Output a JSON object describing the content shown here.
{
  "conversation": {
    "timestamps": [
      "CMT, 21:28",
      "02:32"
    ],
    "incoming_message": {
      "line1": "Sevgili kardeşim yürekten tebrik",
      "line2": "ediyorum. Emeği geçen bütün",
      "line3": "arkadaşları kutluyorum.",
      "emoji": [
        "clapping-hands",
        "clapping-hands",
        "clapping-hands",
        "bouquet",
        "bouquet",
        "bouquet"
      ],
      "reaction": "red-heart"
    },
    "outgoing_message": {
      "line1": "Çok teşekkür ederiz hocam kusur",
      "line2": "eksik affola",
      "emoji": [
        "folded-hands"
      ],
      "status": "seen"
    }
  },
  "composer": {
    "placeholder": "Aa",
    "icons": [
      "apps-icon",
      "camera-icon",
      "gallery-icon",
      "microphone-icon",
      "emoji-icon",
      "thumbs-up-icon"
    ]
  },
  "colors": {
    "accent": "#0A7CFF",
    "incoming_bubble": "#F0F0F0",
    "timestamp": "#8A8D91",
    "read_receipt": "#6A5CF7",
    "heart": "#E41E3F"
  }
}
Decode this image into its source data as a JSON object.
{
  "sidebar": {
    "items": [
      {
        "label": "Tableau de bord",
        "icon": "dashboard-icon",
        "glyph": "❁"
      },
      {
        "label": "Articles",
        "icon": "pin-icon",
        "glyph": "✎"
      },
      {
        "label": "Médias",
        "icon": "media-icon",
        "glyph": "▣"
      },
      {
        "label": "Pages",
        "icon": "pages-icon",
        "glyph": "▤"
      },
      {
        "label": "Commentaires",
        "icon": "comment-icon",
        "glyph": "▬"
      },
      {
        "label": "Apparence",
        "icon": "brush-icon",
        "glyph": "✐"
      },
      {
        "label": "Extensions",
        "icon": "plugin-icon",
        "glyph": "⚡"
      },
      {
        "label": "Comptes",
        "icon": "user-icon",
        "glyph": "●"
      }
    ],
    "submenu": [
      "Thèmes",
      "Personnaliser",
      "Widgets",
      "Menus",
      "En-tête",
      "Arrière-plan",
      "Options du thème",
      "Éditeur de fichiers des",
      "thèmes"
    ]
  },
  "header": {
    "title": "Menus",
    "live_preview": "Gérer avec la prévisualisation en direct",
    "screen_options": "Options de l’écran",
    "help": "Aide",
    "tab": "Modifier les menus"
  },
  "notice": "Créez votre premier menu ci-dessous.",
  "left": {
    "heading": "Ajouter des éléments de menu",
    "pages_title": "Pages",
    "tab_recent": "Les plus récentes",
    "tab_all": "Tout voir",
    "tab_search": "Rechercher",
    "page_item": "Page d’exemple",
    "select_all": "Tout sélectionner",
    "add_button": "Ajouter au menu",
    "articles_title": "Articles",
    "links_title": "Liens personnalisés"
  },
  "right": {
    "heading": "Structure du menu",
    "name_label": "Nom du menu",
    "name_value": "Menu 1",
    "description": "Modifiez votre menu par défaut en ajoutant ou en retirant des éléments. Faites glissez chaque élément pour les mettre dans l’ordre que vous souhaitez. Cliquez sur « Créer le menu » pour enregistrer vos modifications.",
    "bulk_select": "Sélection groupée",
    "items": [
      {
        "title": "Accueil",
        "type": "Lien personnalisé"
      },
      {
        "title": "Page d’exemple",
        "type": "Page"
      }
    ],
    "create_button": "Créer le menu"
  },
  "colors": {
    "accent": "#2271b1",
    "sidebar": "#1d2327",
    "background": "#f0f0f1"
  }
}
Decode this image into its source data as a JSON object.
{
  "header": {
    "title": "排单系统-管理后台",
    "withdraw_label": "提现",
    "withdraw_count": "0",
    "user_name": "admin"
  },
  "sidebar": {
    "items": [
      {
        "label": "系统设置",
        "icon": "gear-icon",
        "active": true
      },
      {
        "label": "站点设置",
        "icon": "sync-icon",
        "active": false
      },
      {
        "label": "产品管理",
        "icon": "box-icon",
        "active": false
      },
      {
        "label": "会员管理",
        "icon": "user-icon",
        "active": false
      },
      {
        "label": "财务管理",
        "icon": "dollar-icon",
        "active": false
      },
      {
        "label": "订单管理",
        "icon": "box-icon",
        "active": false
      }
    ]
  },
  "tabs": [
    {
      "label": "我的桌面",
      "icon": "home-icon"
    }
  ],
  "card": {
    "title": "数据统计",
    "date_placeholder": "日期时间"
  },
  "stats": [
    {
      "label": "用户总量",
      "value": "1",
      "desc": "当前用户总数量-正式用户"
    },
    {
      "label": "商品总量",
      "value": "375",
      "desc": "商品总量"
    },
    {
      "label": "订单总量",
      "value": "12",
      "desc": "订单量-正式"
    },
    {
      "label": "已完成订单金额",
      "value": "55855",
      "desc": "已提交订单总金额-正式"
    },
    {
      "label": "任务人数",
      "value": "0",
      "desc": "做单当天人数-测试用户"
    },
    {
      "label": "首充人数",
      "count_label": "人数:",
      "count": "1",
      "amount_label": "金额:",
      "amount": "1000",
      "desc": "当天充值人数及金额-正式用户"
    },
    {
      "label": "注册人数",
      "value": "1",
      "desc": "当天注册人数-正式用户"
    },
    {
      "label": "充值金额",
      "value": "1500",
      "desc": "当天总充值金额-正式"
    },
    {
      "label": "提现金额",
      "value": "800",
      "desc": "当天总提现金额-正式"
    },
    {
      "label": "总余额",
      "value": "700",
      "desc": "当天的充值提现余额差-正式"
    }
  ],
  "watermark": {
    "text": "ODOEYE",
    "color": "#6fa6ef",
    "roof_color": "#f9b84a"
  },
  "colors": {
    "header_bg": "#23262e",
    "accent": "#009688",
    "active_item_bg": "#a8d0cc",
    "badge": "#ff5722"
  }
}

## Work to complete
All of the data above should be transcribed exactly.

## Task result
Output a JSON object describing the content shown here.
{
  "conversation": {
    "timestamps": [
      "CMT, 21:28",
      "02:32"
    ],
    "incoming_message": {
      "line1": "Sevgili kardeşim yürekten tebrik",
      "line2": "ediyorum. Emeği geçen bütün",
      "line3": "arkadaşları kutluyorum.",
      "emoji": [
        "clapping-hands",
        "clapping-hands",
        "clapping-hands",
        "bouquet",
        "bouquet",
        "bouquet"
      ],
      "reaction": "red-heart"
    },
    "outgoing_message": {
      "line1": "Çok teşekkür ederiz hocam kusur",
      "line2": "eksik affola",
      "emoji": [
        "folded-hands"
      ],
      "status": "seen"
    }
  },
  "composer": {
    "placeholder": "Aa",
    "icons": [
      "apps-icon",
      "camera-icon",
      "gallery-icon",
      "microphone-icon",
      "emoji-icon",
      "thumbs-up-icon"
    ]
  },
  "colors": {
    "accent": "#0A7CFF",
    "incoming_bubble": "#F0F0F0",
    "timestamp": "#8A8D91",
    "read_receipt": "#6A5CF7",
    "heart": "#E41E3F"
  }
}
Decode this image into its source data as a JSON object.
{
  "sidebar": {
    "items": [
      {
        "label": "Tableau de bord",
        "icon": "dashboard-icon",
        "glyph": "❁"
      },
      {
        "label": "Articles",
        "icon": "pin-icon",
        "glyph": "✎"
      },
      {
        "label": "Médias",
        "icon": "media-icon",
        "glyph": "▣"
      },
      {
        "label": "Pages",
        "icon": "pages-icon",
        "glyph": "▤"
      },
      {
        "label": "Commentaires",
        "icon": "comment-icon",
        "glyph": "▬"
      },
      {
        "label": "Apparence",
        "icon": "brush-icon",
        "glyph": "✐"
      },
      {
        "label": "Extensions",
        "icon": "plugin-icon",
        "glyph": "⚡"
      },
      {
        "label": "Comptes",
        "icon": "user-icon",
        "glyph": "●"
      }
    ],
    "submenu": [
      "Thèmes",
      "Personnaliser",
      "Widgets",
      "Menus",
      "En-tête",
      "Arrière-plan",
      "Options du thème",
      "Éditeur de fichiers des",
      "thèmes"
    ]
  },
  "header": {
    "title": "Menus",
    "live_preview": "Gérer avec la prévisualisation en direct",
    "screen_options": "Options de l’écran",
    "help": "Aide",
    "tab": "Modifier les menus"
  },
  "notice": "Créez votre premier menu ci-dessous.",
  "left": {
    "heading": "Ajouter des éléments de menu",
    "pages_title": "Pages",
    "tab_recent": "Les plus récentes",
    "tab_all": "Tout voir",
    "tab_search": "Rechercher",
    "page_item": "Page d’exemple",
    "select_all": "Tout sélectionner",
    "add_button": "Ajouter au menu",
    "articles_title": "Articles",
    "links_title": "Liens personnalisés"
  },
  "right": {
    "heading": "Structure du menu",
    "name_label": "Nom du menu",
    "name_value": "Menu 1",
    "description": "Modifiez votre menu par défaut en ajoutant ou en retirant des éléments. Faites glissez chaque élément pour les mettre dans l’ordre que vous souhaitez. Cliquez sur « Créer le menu » pour enregistrer vos modifications.",
    "bulk_select": "Sélection groupée",
    "items": [
      {
        "title": "Accueil",
        "type": "Lien personnalisé"
      },
      {
        "title": "Page d’exemple",
        "type": "Page"
      }
    ],
    "create_button": "Créer le menu"
  },
  "colors": {
    "accent": "#2271b1",
    "sidebar": "#1d2327",
    "background": "#f0f0f1"
  }
}
Decode this image into its source data as a JSON object.
{
  "header": {
    "title": "排单系统-管理后台",
    "withdraw_label": "提现",
    "withdraw_count": "0",
    "user_name": "admin"
  },
  "sidebar": {
    "items": [
      {
        "label": "系统设置",
        "icon": "gear-icon",
        "active": true
      },
      {
        "label": "站点设置",
        "icon": "sync-icon",
        "active": false
      },
      {
        "label": "产品管理",
        "icon": "box-icon",
        "active": false
      },
      {
        "label": "会员管理",
        "icon": "user-icon",
        "active": false
      },
      {
        "label": "财务管理",
        "icon": "dollar-icon",
        "active": false
      },
      {
        "label": "订单管理",
        "icon": "box-icon",
        "active": false
      }
    ]
  },
  "tabs": [
    {
      "label": "我的桌面",
      "icon": "home-icon"
    }
  ],
  "card": {
    "title": "数据统计",
    "date_placeholder": "日期时间"
  },
  "stats": [
    {
      "label": "用户总量",
      "value": "1",
      "desc": "当前用户总数量-正式用户"
    },
    {
      "label": "商品总量",
      "value": "375",
      "desc": "商品总量"
    },
    {
      "label": "订单总量",
      "value": "12",
      "desc": "订单量-正式"
    },
    {
      "label": "已完成订单金额",
      "value": "55855",
      "desc": "已提交订单总金额-正式"
    },
    {
      "label": "任务人数",
      "value": "0",
      "desc": "做单当天人数-测试用户"
    },
    {
      "label": "首充人数",
      "count_label": "人数:",
      "count": "1",
      "amount_label": "金额:",
      "amount": "1000",
      "desc": "当天充值人数及金额-正式用户"
    },
    {
      "label": "注册人数",
      "value": "1",
      "desc": "当天注册人数-正式用户"
    },
    {
      "label": "充值金额",
      "value": "1500",
      "desc": "当天总充值金额-正式"
    },
    {
      "label": "提现金额",
      "value": "800",
      "desc": "当天总提现金额-正式"
    },
    {
      "label": "总余额",
      "value": "700",
      "desc": "当天的充值提现余额差-正式"
    }
  ],
  "watermark": {
    "text": "ODOEYE",
    "color": "#6fa6ef",
    "roof_color": "#f9b84a"
  },
  "colors": {
    "header_bg": "#23262e",
    "accent": "#009688",
    "active_item_bg": "#a8d0cc",
    "badge": "#ff5722"
  }
}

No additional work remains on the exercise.